- Exercise materials
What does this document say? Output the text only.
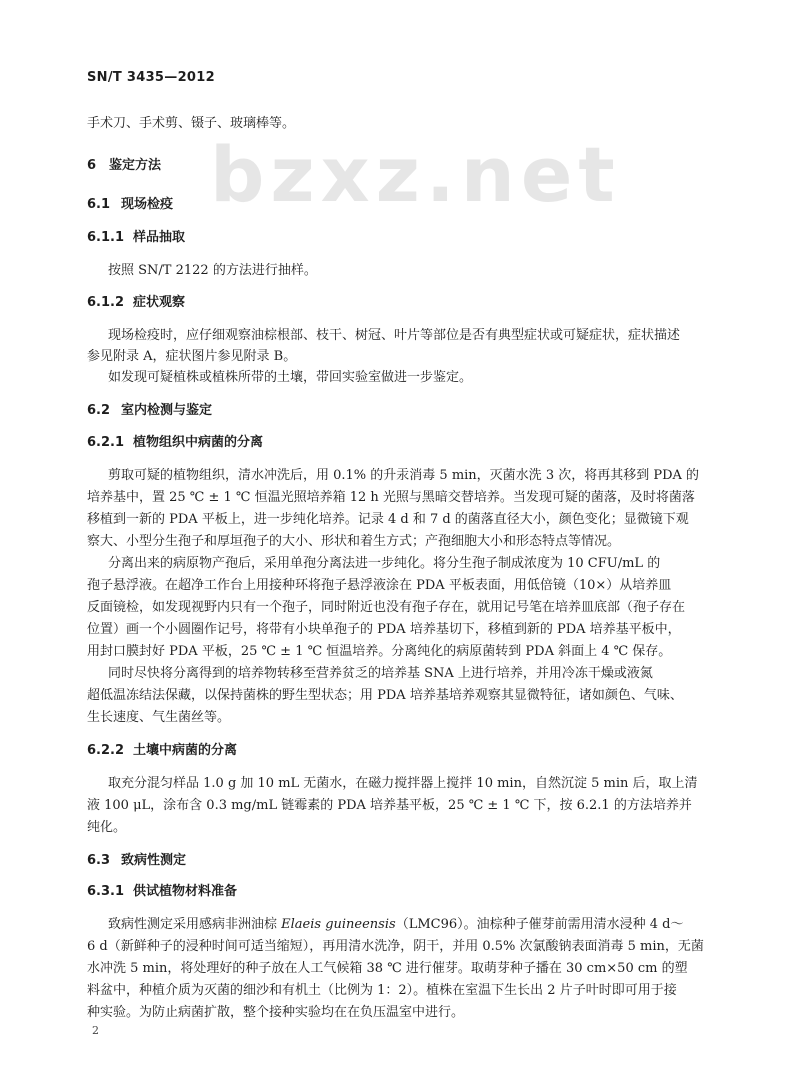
bzxz.net
SN/T 3435—2012
手术刀、手术剪、镊子、玻璃棒等。
6 鉴定方法
6.1 现场检疫
6.1.1 样品抽取
按照 SN/T 2122 的方法进行抽样。
6.1.2 症状观察
现场检疫时，应仔细观察油棕根部、枝干、树冠、叶片等部位是否有典型症状或可疑症状，症状描述
参见附录 A，症状图片参见附录 B。
如发现可疑植株或植株所带的土壤，带回实验室做进一步鉴定。
6.2 室内检测与鉴定
6.2.1 植物组织中病菌的分离
剪取可疑的植物组织，清水冲洗后，用 0.1% 的升汞消毒 5 min，灭菌水洗 3 次，将再其移到 PDA 的
培养基中，置 25 ℃ ± 1 ℃ 恒温光照培养箱 12 h 光照与黑暗交替培养。当发现可疑的菌落，及时将菌落
移植到一新的 PDA 平板上，进一步纯化培养。记录 4 d 和 7 d 的菌落直径大小，颜色变化；显微镜下观
察大、小型分生孢子和厚垣孢子的大小、形状和着生方式；产孢细胞大小和形态特点等情况。
分离出来的病原物产孢后，采用单孢分离法进一步纯化。将分生孢子制成浓度为 10 CFU/mL 的
孢子悬浮液。在超净工作台上用接种环将孢子悬浮液涂在 PDA 平板表面，用低倍镜（10×）从培养皿
反面镜检，如发现视野内只有一个孢子，同时附近也没有孢子存在，就用记号笔在培养皿底部（孢子存在
位置）画一个小圆圈作记号，将带有小块单孢子的 PDA 培养基切下，移植到新的 PDA 培养基平板中，
用封口膜封好 PDA 平板，25 ℃ ± 1 ℃ 恒温培养。分离纯化的病原菌转到 PDA 斜面上 4 ℃ 保存。
同时尽快将分离得到的培养物转移至营养贫乏的培养基 SNA 上进行培养，并用冷冻干燥或液氮
超低温冻结法保藏，以保持菌株的野生型状态；用 PDA 培养基培养观察其显微特征，诸如颜色、气味、
生长速度、气生菌丝等。
6.2.2 土壤中病菌的分离
取充分混匀样品 1.0 g 加 10 mL 无菌水，在磁力搅拌器上搅拌 10 min，自然沉淀 5 min 后，取上清
液 100 μL，涂布含 0.3 mg/mL 链霉素的 PDA 培养基平板，25 ℃ ± 1 ℃ 下，按 6.2.1 的方法培养并
纯化。
6.3 致病性测定
6.3.1 供试植物材料准备
致病性测定采用感病非洲油棕 Elaeis guineensis（LMC96）。油棕种子催芽前需用清水浸种 4 d～
6 d（新鲜种子的浸种时间可适当缩短），再用清水洗净，阴干，并用 0.5% 次氯酸钠表面消毒 5 min，无菌
水冲洗 5 min，将处理好的种子放在人工气候箱 38 ℃ 进行催芽。取萌芽种子播在 30 cm×50 cm 的塑
料盆中，种植介质为灭菌的细沙和有机土（比例为 1：2）。植株在室温下生长出 2 片子叶时即可用于接
种实验。为防止病菌扩散，整个接种实验均在在负压温室中进行。
2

- What is expected
Exactly as written, return every line of the listing, but not the pictures.

- Exercise output
What does this document say? Output the text only.
bzxz.net
SN/T 3435—2012
手术刀、手术剪、镊子、玻璃棒等。
6 鉴定方法
6.1 现场检疫
6.1.1 样品抽取
按照 SN/T 2122 的方法进行抽样。
6.1.2 症状观察
现场检疫时，应仔细观察油棕根部、枝干、树冠、叶片等部位是否有典型症状或可疑症状，症状描述
参见附录 A，症状图片参见附录 B。
如发现可疑植株或植株所带的土壤，带回实验室做进一步鉴定。
6.2 室内检测与鉴定
6.2.1 植物组织中病菌的分离
剪取可疑的植物组织，清水冲洗后，用 0.1% 的升汞消毒 5 min，灭菌水洗 3 次，将再其移到 PDA 的
培养基中，置 25 ℃ ± 1 ℃ 恒温光照培养箱 12 h 光照与黑暗交替培养。当发现可疑的菌落，及时将菌落
移植到一新的 PDA 平板上，进一步纯化培养。记录 4 d 和 7 d 的菌落直径大小，颜色变化；显微镜下观
察大、小型分生孢子和厚垣孢子的大小、形状和着生方式；产孢细胞大小和形态特点等情况。
分离出来的病原物产孢后，采用单孢分离法进一步纯化。将分生孢子制成浓度为 10 CFU/mL 的
孢子悬浮液。在超净工作台上用接种环将孢子悬浮液涂在 PDA 平板表面，用低倍镜（10×）从培养皿
反面镜检，如发现视野内只有一个孢子，同时附近也没有孢子存在，就用记号笔在培养皿底部（孢子存在
位置）画一个小圆圈作记号，将带有小块单孢子的 PDA 培养基切下，移植到新的 PDA 培养基平板中，
用封口膜封好 PDA 平板，25 ℃ ± 1 ℃ 恒温培养。分离纯化的病原菌转到 PDA 斜面上 4 ℃ 保存。
同时尽快将分离得到的培养物转移至营养贫乏的培养基 SNA 上进行培养，并用冷冻干燥或液氮
超低温冻结法保藏，以保持菌株的野生型状态；用 PDA 培养基培养观察其显微特征，诸如颜色、气味、
生长速度、气生菌丝等。
6.2.2 土壤中病菌的分离
取充分混匀样品 1.0 g 加 10 mL 无菌水，在磁力搅拌器上搅拌 10 min，自然沉淀 5 min 后，取上清
液 100 μL，涂布含 0.3 mg/mL 链霉素的 PDA 培养基平板，25 ℃ ± 1 ℃ 下，按 6.2.1 的方法培养并
纯化。
6.3 致病性测定
6.3.1 供试植物材料准备
致病性测定采用感病非洲油棕 Elaeis guineensis（LMC96）。油棕种子催芽前需用清水浸种 4 d～
6 d（新鲜种子的浸种时间可适当缩短），再用清水洗净，阴干，并用 0.5% 次氯酸钠表面消毒 5 min，无菌
水冲洗 5 min，将处理好的种子放在人工气候箱 38 ℃ 进行催芽。取萌芽种子播在 30 cm×50 cm 的塑
料盆中，种植介质为灭菌的细沙和有机土（比例为 1：2）。植株在室温下生长出 2 片子叶时即可用于接
种实验。为防止病菌扩散，整个接种实验均在在负压温室中进行。
2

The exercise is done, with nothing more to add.